• Aim: Leave out the pictures and restate the rest of the data exactly.

==*==

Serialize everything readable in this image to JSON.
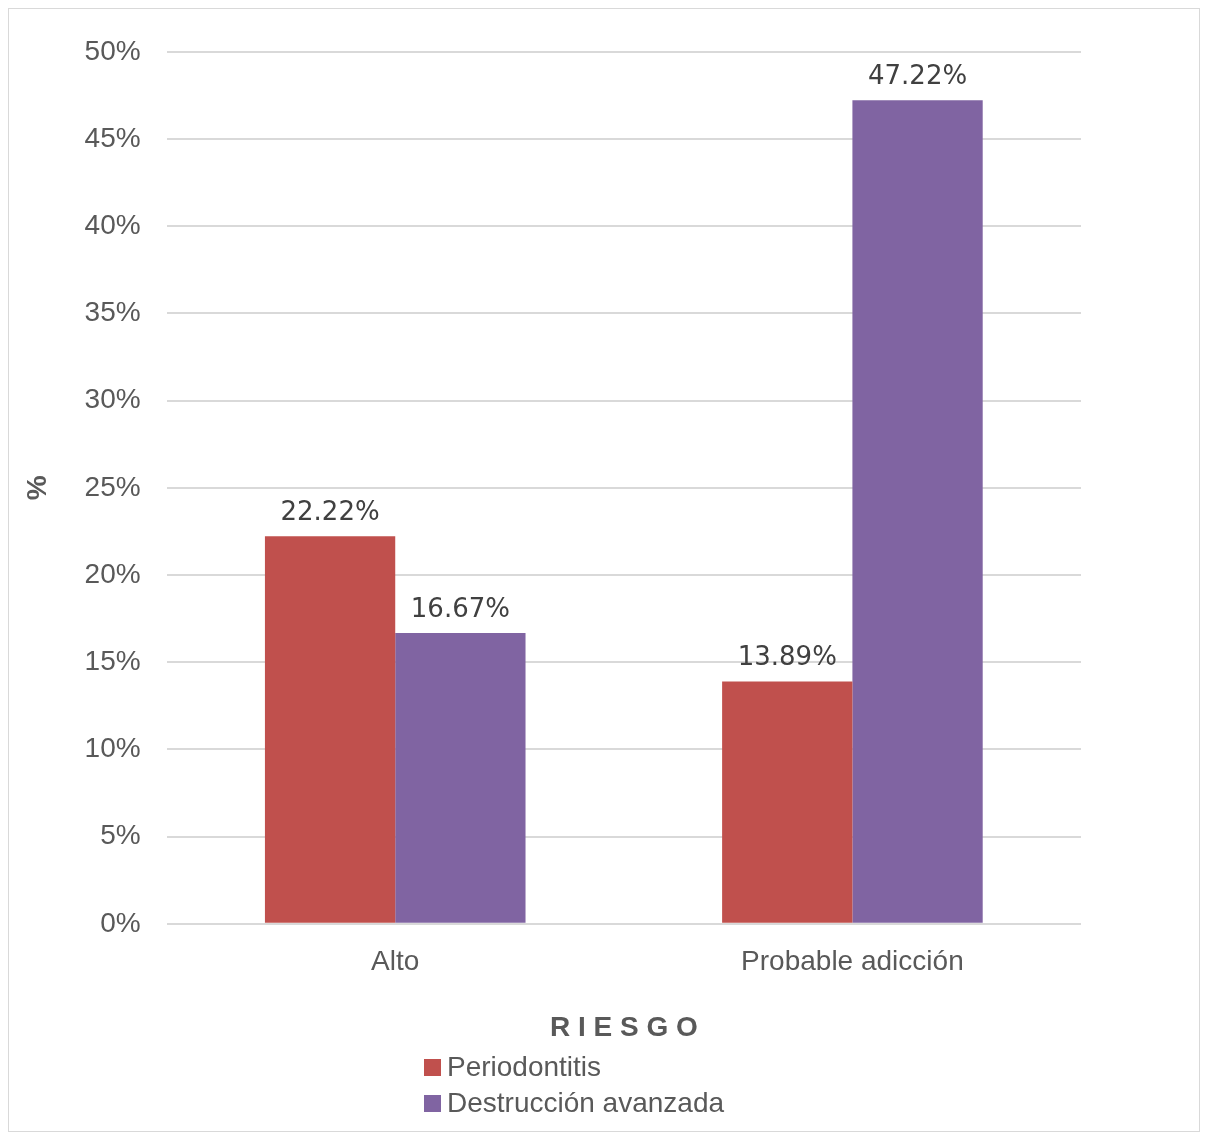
{
  "chart_data": {
    "type": "bar",
    "xlabel": "R I E S G O",
    "ylabel": "%",
    "categories": [
      "Alto",
      "Probable adicción"
    ],
    "series": [
      {
        "name": "Periodontitis",
        "color": "#c0504d",
        "values": [
          22.22,
          13.89
        ],
        "value_labels": [
          "22.22%",
          "13.89%"
        ]
      },
      {
        "name": "Destrucción avanzada",
        "color": "#8064a2",
        "values": [
          16.67,
          47.22
        ],
        "value_labels": [
          "16.67%",
          "47.22%"
        ]
      }
    ],
    "ylim": [
      0,
      50
    ],
    "yticks": [
      {
        "value": 0,
        "label": "0%"
      },
      {
        "value": 5,
        "label": "5%"
      },
      {
        "value": 10,
        "label": "10%"
      },
      {
        "value": 15,
        "label": "15%"
      },
      {
        "value": 20,
        "label": "20%"
      },
      {
        "value": 25,
        "label": "25%"
      },
      {
        "value": 30,
        "label": "30%"
      },
      {
        "value": 35,
        "label": "35%"
      },
      {
        "value": 40,
        "label": "40%"
      },
      {
        "value": 45,
        "label": "45%"
      },
      {
        "value": 50,
        "label": "50%"
      }
    ],
    "grid": "y",
    "legend": "bottom"
  }
}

==*==

• Response for this exercise:
Serialize everything readable in this image to JSON.
{
  "chart_data": {
    "type": "bar",
    "xlabel": "R I E S G O",
    "ylabel": "%",
    "categories": [
      "Alto",
      "Probable adicción"
    ],
    "series": [
      {
        "name": "Periodontitis",
        "color": "#c0504d",
        "values": [
          22.22,
          13.89
        ],
        "value_labels": [
          "22.22%",
          "13.89%"
        ]
      },
      {
        "name": "Destrucción avanzada",
        "color": "#8064a2",
        "values": [
          16.67,
          47.22
        ],
        "value_labels": [
          "16.67%",
          "47.22%"
        ]
      }
    ],
    "ylim": [
      0,
      50
    ],
    "yticks": [
      {
        "value": 0,
        "label": "0%"
      },
      {
        "value": 5,
        "label": "5%"
      },
      {
        "value": 10,
        "label": "10%"
      },
      {
        "value": 15,
        "label": "15%"
      },
      {
        "value": 20,
        "label": "20%"
      },
      {
        "value": 25,
        "label": "25%"
      },
      {
        "value": 30,
        "label": "30%"
      },
      {
        "value": 35,
        "label": "35%"
      },
      {
        "value": 40,
        "label": "40%"
      },
      {
        "value": 45,
        "label": "45%"
      },
      {
        "value": 50,
        "label": "50%"
      }
    ],
    "grid": "y",
    "legend": "bottom"
  }
}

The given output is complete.